Short task: Extract the line that contains "Transcribe the text in this document." and every line after it to the end of the records below, exactly as written and nothing else.

*-*-*

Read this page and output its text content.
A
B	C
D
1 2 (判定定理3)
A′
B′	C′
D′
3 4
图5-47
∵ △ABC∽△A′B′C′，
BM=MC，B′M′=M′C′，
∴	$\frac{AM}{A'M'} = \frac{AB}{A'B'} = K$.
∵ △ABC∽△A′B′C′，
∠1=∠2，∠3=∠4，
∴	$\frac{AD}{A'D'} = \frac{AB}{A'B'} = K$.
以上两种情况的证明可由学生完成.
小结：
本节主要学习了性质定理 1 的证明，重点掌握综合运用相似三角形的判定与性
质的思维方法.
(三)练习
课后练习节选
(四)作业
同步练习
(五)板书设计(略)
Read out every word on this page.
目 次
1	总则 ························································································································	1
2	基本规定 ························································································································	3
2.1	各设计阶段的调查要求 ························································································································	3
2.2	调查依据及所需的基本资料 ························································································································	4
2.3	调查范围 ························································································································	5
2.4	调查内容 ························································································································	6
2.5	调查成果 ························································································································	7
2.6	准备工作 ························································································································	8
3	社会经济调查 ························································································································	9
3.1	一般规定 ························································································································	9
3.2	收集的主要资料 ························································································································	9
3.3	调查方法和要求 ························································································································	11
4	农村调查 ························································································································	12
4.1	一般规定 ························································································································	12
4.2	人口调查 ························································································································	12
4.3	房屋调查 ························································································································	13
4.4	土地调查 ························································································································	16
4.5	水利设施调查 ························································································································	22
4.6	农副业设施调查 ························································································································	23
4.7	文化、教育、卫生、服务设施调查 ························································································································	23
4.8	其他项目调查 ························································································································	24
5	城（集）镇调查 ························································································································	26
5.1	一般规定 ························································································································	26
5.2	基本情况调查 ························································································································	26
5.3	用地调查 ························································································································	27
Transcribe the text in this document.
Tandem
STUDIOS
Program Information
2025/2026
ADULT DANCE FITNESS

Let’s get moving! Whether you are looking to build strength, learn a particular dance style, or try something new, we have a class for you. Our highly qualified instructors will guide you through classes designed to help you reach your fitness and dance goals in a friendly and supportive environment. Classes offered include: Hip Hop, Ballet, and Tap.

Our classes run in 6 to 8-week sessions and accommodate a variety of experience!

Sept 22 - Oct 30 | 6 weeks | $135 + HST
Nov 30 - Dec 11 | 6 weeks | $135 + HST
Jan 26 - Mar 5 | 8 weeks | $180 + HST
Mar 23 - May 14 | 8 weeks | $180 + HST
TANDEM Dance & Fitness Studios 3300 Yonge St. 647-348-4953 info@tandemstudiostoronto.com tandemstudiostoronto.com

*-*-*

Expected output:
Transcribe the text in this document.
Tandem
STUDIOS
Program Information
2025/2026
ADULT DANCE FITNESS

Let’s get moving! Whether you are looking to build strength, learn a particular dance style, or try something new, we have a class for you. Our highly qualified instructors will guide you through classes designed to help you reach your fitness and dance goals in a friendly and supportive environment. Classes offered include: Hip Hop, Ballet, and Tap.

Our classes run in 6 to 8-week sessions and accommodate a variety of experience!

Sept 22 - Oct 30 | 6 weeks | $135 + HST
Nov 30 - Dec 11 | 6 weeks | $135 + HST
Jan 26 - Mar 5 | 8 weeks | $180 + HST
Mar 23 - May 14 | 8 weeks | $180 + HST
TANDEM Dance & Fitness Studios 3300 Yonge St. 647-348-4953 info@tandemstudiostoronto.com tandemstudiostoronto.com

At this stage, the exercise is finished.